* **What you are asked to do**: From the listing that follows, output everything exactly except the pictures.

#### Records supplied ####

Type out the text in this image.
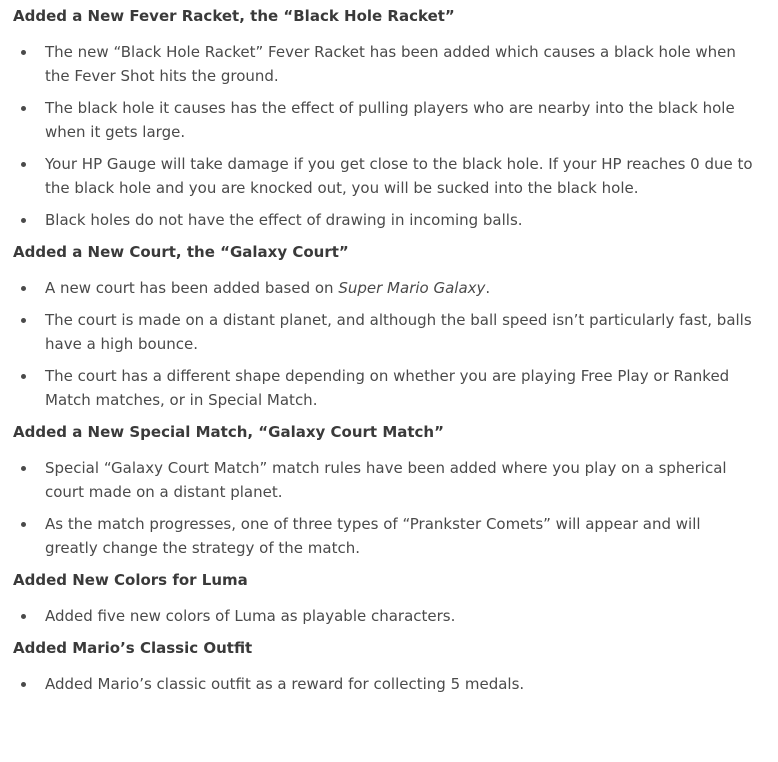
Added a New Fever Racket, the “Black Hole Racket”
The new “Black Hole Racket” Fever Racket has been added which causes a black hole when the Fever Shot hits the ground.
The black hole it causes has the effect of pulling players who are nearby into the black hole when it gets large.
Your HP Gauge will take damage if you get close to the black hole. If your HP reaches 0 due to the black hole and you are knocked out, you will be sucked into the black hole.
Black holes do not have the effect of drawing in incoming balls.
Added a New Court, the “Galaxy Court”
A new court has been added based on Super Mario Galaxy.
The court is made on a distant planet, and although the ball speed isn’t particularly fast, balls have a high bounce.
The court has a different shape depending on whether you are playing Free Play or Ranked Match matches, or in Special Match.
Added a New Special Match, “Galaxy Court Match”
Special “Galaxy Court Match” match rules have been added where you play on a spherical court made on a distant planet.
As the match progresses, one of three types of “Prankster Comets” will appear and will greatly change the strategy of the match.
Added New Colors for Luma
Added five new colors of Luma as playable characters.
Added Mario’s Classic Outfit
Added Mario’s classic outfit as a reward for collecting 5 medals.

####

* **Exercise result**:
Type out the text in this image.
Added a New Fever Racket, the “Black Hole Racket”
The new “Black Hole Racket” Fever Racket has been added which causes a black hole when the Fever Shot hits the ground.
The black hole it causes has the effect of pulling players who are nearby into the black hole when it gets large.
Your HP Gauge will take damage if you get close to the black hole. If your HP reaches 0 due to the black hole and you are knocked out, you will be sucked into the black hole.
Black holes do not have the effect of drawing in incoming balls.
Added a New Court, the “Galaxy Court”
A new court has been added based on Super Mario Galaxy.
The court is made on a distant planet, and although the ball speed isn’t particularly fast, balls have a high bounce.
The court has a different shape depending on whether you are playing Free Play or Ranked Match matches, or in Special Match.
Added a New Special Match, “Galaxy Court Match”
Special “Galaxy Court Match” match rules have been added where you play on a spherical court made on a distant planet.
As the match progresses, one of three types of “Prankster Comets” will appear and will greatly change the strategy of the match.
Added New Colors for Luma
Added five new colors of Luma as playable characters.
Added Mario’s Classic Outfit
Added Mario’s classic outfit as a reward for collecting 5 medals.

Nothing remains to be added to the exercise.